[PROMPT] Write out the material below line for line, keeping every character, space and number as it appears.

--- start DATA FOR THIS TASK ---

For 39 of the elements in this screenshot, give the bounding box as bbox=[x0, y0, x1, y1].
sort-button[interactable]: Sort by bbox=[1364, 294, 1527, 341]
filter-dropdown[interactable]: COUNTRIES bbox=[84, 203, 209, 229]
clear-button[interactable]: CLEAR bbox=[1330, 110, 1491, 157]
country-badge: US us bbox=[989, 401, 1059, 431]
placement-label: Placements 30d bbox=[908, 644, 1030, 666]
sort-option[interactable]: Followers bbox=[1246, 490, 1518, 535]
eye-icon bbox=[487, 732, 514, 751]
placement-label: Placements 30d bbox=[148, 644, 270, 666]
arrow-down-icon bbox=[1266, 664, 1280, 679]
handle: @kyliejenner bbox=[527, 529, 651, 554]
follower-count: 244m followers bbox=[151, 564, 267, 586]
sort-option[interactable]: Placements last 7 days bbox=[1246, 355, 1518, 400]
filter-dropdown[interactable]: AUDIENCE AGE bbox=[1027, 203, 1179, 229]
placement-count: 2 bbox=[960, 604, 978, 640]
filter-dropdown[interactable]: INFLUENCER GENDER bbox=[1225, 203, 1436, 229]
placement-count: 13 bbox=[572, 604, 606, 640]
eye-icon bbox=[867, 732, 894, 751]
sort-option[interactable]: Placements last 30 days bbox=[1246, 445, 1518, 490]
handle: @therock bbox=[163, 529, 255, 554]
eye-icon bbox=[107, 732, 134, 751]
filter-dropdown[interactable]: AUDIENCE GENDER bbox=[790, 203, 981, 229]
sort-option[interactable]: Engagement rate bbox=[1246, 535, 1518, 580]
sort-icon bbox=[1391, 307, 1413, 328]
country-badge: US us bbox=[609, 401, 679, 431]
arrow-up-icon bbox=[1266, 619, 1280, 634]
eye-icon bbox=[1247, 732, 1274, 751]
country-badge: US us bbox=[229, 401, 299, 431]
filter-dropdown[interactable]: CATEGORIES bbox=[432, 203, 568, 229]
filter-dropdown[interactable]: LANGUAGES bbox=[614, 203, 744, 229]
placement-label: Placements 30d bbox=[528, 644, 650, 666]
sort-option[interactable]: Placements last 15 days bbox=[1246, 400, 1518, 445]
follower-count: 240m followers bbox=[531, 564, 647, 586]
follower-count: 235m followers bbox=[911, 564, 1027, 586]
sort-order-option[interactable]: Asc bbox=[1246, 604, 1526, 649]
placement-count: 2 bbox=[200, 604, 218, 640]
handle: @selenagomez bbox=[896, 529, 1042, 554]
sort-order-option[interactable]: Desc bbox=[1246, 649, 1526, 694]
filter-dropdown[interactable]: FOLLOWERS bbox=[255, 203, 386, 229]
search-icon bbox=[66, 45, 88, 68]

--- end DATA FOR THIS TASK ---

[THE RESULT]
For 39 of the elements in this screenshot, give the bounding box as bbox=[x0, y0, x1, y1].
sort-button[interactable]: Sort by bbox=[1364, 294, 1527, 341]
filter-dropdown[interactable]: COUNTRIES bbox=[84, 203, 209, 229]
clear-button[interactable]: CLEAR bbox=[1330, 110, 1491, 157]
country-badge: US us bbox=[989, 401, 1059, 431]
placement-label: Placements 30d bbox=[908, 644, 1030, 666]
sort-option[interactable]: Followers bbox=[1246, 490, 1518, 535]
eye-icon bbox=[487, 732, 514, 751]
placement-label: Placements 30d bbox=[148, 644, 270, 666]
arrow-down-icon bbox=[1266, 664, 1280, 679]
handle: @kyliejenner bbox=[527, 529, 651, 554]
follower-count: 244m followers bbox=[151, 564, 267, 586]
sort-option[interactable]: Placements last 7 days bbox=[1246, 355, 1518, 400]
filter-dropdown[interactable]: AUDIENCE AGE bbox=[1027, 203, 1179, 229]
placement-count: 2 bbox=[960, 604, 978, 640]
filter-dropdown[interactable]: INFLUENCER GENDER bbox=[1225, 203, 1436, 229]
placement-count: 13 bbox=[572, 604, 606, 640]
eye-icon bbox=[867, 732, 894, 751]
sort-option[interactable]: Placements last 30 days bbox=[1246, 445, 1518, 490]
handle: @therock bbox=[163, 529, 255, 554]
eye-icon bbox=[107, 732, 134, 751]
filter-dropdown[interactable]: AUDIENCE GENDER bbox=[790, 203, 981, 229]
sort-option[interactable]: Engagement rate bbox=[1246, 535, 1518, 580]
sort-icon bbox=[1391, 307, 1413, 328]
country-badge: US us bbox=[609, 401, 679, 431]
arrow-up-icon bbox=[1266, 619, 1280, 634]
eye-icon bbox=[1247, 732, 1274, 751]
country-badge: US us bbox=[229, 401, 299, 431]
filter-dropdown[interactable]: CATEGORIES bbox=[432, 203, 568, 229]
filter-dropdown[interactable]: LANGUAGES bbox=[614, 203, 744, 229]
placement-label: Placements 30d bbox=[528, 644, 650, 666]
sort-option[interactable]: Placements last 15 days bbox=[1246, 400, 1518, 445]
follower-count: 240m followers bbox=[531, 564, 647, 586]
follower-count: 235m followers bbox=[911, 564, 1027, 586]
sort-order-option[interactable]: Asc bbox=[1246, 604, 1526, 649]
placement-count: 2 bbox=[200, 604, 218, 640]
handle: @selenagomez bbox=[896, 529, 1042, 554]
sort-order-option[interactable]: Desc bbox=[1246, 649, 1526, 694]
filter-dropdown[interactable]: FOLLOWERS bbox=[255, 203, 386, 229]
search-icon bbox=[66, 45, 88, 68]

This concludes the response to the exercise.